» EXERCISE MATERIALS:

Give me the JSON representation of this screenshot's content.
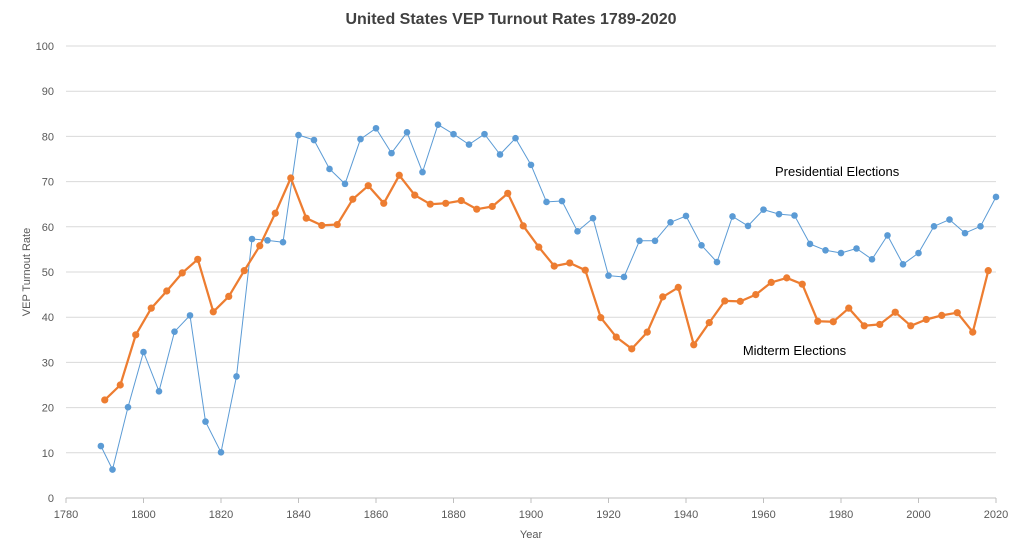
{
  "chart_data": {
    "type": "line",
    "title": "United States VEP Turnout Rates 1789-2020",
    "xlabel": "Year",
    "ylabel": "VEP Turnout Rate",
    "xlim": [
      1780,
      2020
    ],
    "ylim": [
      0,
      100
    ],
    "x_ticks": [
      1780,
      1800,
      1820,
      1840,
      1860,
      1880,
      1900,
      1920,
      1940,
      1960,
      1980,
      2000,
      2020
    ],
    "y_ticks": [
      0,
      10,
      20,
      30,
      40,
      50,
      60,
      70,
      80,
      90,
      100
    ],
    "grid": true,
    "legend": "none",
    "series": [
      {
        "name": "Presidential Elections",
        "color": "#5b9bd5",
        "x": [
          1789,
          1792,
          1796,
          1800,
          1804,
          1808,
          1812,
          1816,
          1820,
          1824,
          1828,
          1832,
          1836,
          1840,
          1844,
          1848,
          1852,
          1856,
          1860,
          1864,
          1868,
          1872,
          1876,
          1880,
          1884,
          1888,
          1892,
          1896,
          1900,
          1904,
          1908,
          1912,
          1916,
          1920,
          1924,
          1928,
          1932,
          1936,
          1940,
          1944,
          1948,
          1952,
          1956,
          1960,
          1964,
          1968,
          1972,
          1976,
          1980,
          1984,
          1988,
          1992,
          1996,
          2000,
          2004,
          2008,
          2012,
          2016,
          2020
        ],
        "values": [
          11.5,
          6.3,
          20.1,
          32.3,
          23.6,
          36.8,
          40.4,
          16.9,
          10.1,
          26.9,
          57.3,
          57.0,
          56.6,
          80.3,
          79.2,
          72.8,
          69.5,
          79.4,
          81.8,
          76.3,
          80.9,
          72.1,
          82.6,
          80.5,
          78.2,
          80.5,
          76.0,
          79.6,
          73.7,
          65.5,
          65.7,
          59.0,
          61.9,
          49.2,
          48.9,
          56.9,
          56.9,
          61.0,
          62.4,
          55.9,
          52.2,
          62.3,
          60.2,
          63.8,
          62.8,
          62.5,
          56.2,
          54.8,
          54.2,
          55.2,
          52.8,
          58.1,
          51.7,
          54.2,
          60.1,
          61.6,
          58.6,
          60.1,
          66.6
        ]
      },
      {
        "name": "Midterm Elections",
        "color": "#ed7d31",
        "x": [
          1790,
          1794,
          1798,
          1802,
          1806,
          1810,
          1814,
          1818,
          1822,
          1826,
          1830,
          1834,
          1838,
          1842,
          1846,
          1850,
          1854,
          1858,
          1862,
          1866,
          1870,
          1874,
          1878,
          1882,
          1886,
          1890,
          1894,
          1898,
          1902,
          1906,
          1910,
          1914,
          1918,
          1922,
          1926,
          1930,
          1934,
          1938,
          1942,
          1946,
          1950,
          1954,
          1958,
          1962,
          1966,
          1970,
          1974,
          1978,
          1982,
          1986,
          1990,
          1994,
          1998,
          2002,
          2006,
          2010,
          2014,
          2018
        ],
        "values": [
          21.7,
          25.0,
          36.1,
          42.0,
          45.8,
          49.8,
          52.8,
          41.2,
          44.6,
          50.3,
          55.8,
          63.0,
          70.8,
          61.9,
          60.3,
          60.5,
          66.1,
          69.1,
          65.2,
          71.4,
          67.0,
          65.0,
          65.2,
          65.8,
          63.9,
          64.5,
          67.4,
          60.2,
          55.5,
          51.3,
          52.0,
          50.4,
          39.9,
          35.6,
          33.0,
          36.7,
          44.5,
          46.6,
          33.9,
          38.8,
          43.6,
          43.5,
          45.0,
          47.7,
          48.7,
          47.3,
          39.1,
          39.0,
          42.0,
          38.1,
          38.4,
          41.1,
          38.1,
          39.5,
          40.4,
          41.0,
          36.7,
          50.3
        ]
      }
    ],
    "annotations": [
      {
        "text": "Presidential Elections",
        "x": 1979,
        "y": 71.2
      },
      {
        "text": "Midterm Elections",
        "x": 1968,
        "y": 31.6
      }
    ]
  }
}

» TASK DIRECTIONS:
Print all of the records shown above exactly, leaving out each picture.

» SOLUTION FOR THIS PROBLEM:
Give me the JSON representation of this screenshot's content.
{
  "chart_data": {
    "type": "line",
    "title": "United States VEP Turnout Rates 1789-2020",
    "xlabel": "Year",
    "ylabel": "VEP Turnout Rate",
    "xlim": [
      1780,
      2020
    ],
    "ylim": [
      0,
      100
    ],
    "x_ticks": [
      1780,
      1800,
      1820,
      1840,
      1860,
      1880,
      1900,
      1920,
      1940,
      1960,
      1980,
      2000,
      2020
    ],
    "y_ticks": [
      0,
      10,
      20,
      30,
      40,
      50,
      60,
      70,
      80,
      90,
      100
    ],
    "grid": true,
    "legend": "none",
    "series": [
      {
        "name": "Presidential Elections",
        "color": "#5b9bd5",
        "x": [
          1789,
          1792,
          1796,
          1800,
          1804,
          1808,
          1812,
          1816,
          1820,
          1824,
          1828,
          1832,
          1836,
          1840,
          1844,
          1848,
          1852,
          1856,
          1860,
          1864,
          1868,
          1872,
          1876,
          1880,
          1884,
          1888,
          1892,
          1896,
          1900,
          1904,
          1908,
          1912,
          1916,
          1920,
          1924,
          1928,
          1932,
          1936,
          1940,
          1944,
          1948,
          1952,
          1956,
          1960,
          1964,
          1968,
          1972,
          1976,
          1980,
          1984,
          1988,
          1992,
          1996,
          2000,
          2004,
          2008,
          2012,
          2016,
          2020
        ],
        "values": [
          11.5,
          6.3,
          20.1,
          32.3,
          23.6,
          36.8,
          40.4,
          16.9,
          10.1,
          26.9,
          57.3,
          57.0,
          56.6,
          80.3,
          79.2,
          72.8,
          69.5,
          79.4,
          81.8,
          76.3,
          80.9,
          72.1,
          82.6,
          80.5,
          78.2,
          80.5,
          76.0,
          79.6,
          73.7,
          65.5,
          65.7,
          59.0,
          61.9,
          49.2,
          48.9,
          56.9,
          56.9,
          61.0,
          62.4,
          55.9,
          52.2,
          62.3,
          60.2,
          63.8,
          62.8,
          62.5,
          56.2,
          54.8,
          54.2,
          55.2,
          52.8,
          58.1,
          51.7,
          54.2,
          60.1,
          61.6,
          58.6,
          60.1,
          66.6
        ]
      },
      {
        "name": "Midterm Elections",
        "color": "#ed7d31",
        "x": [
          1790,
          1794,
          1798,
          1802,
          1806,
          1810,
          1814,
          1818,
          1822,
          1826,
          1830,
          1834,
          1838,
          1842,
          1846,
          1850,
          1854,
          1858,
          1862,
          1866,
          1870,
          1874,
          1878,
          1882,
          1886,
          1890,
          1894,
          1898,
          1902,
          1906,
          1910,
          1914,
          1918,
          1922,
          1926,
          1930,
          1934,
          1938,
          1942,
          1946,
          1950,
          1954,
          1958,
          1962,
          1966,
          1970,
          1974,
          1978,
          1982,
          1986,
          1990,
          1994,
          1998,
          2002,
          2006,
          2010,
          2014,
          2018
        ],
        "values": [
          21.7,
          25.0,
          36.1,
          42.0,
          45.8,
          49.8,
          52.8,
          41.2,
          44.6,
          50.3,
          55.8,
          63.0,
          70.8,
          61.9,
          60.3,
          60.5,
          66.1,
          69.1,
          65.2,
          71.4,
          67.0,
          65.0,
          65.2,
          65.8,
          63.9,
          64.5,
          67.4,
          60.2,
          55.5,
          51.3,
          52.0,
          50.4,
          39.9,
          35.6,
          33.0,
          36.7,
          44.5,
          46.6,
          33.9,
          38.8,
          43.6,
          43.5,
          45.0,
          47.7,
          48.7,
          47.3,
          39.1,
          39.0,
          42.0,
          38.1,
          38.4,
          41.1,
          38.1,
          39.5,
          40.4,
          41.0,
          36.7,
          50.3
        ]
      }
    ],
    "annotations": [
      {
        "text": "Presidential Elections",
        "x": 1979,
        "y": 71.2
      },
      {
        "text": "Midterm Elections",
        "x": 1968,
        "y": 31.6
      }
    ]
  }
}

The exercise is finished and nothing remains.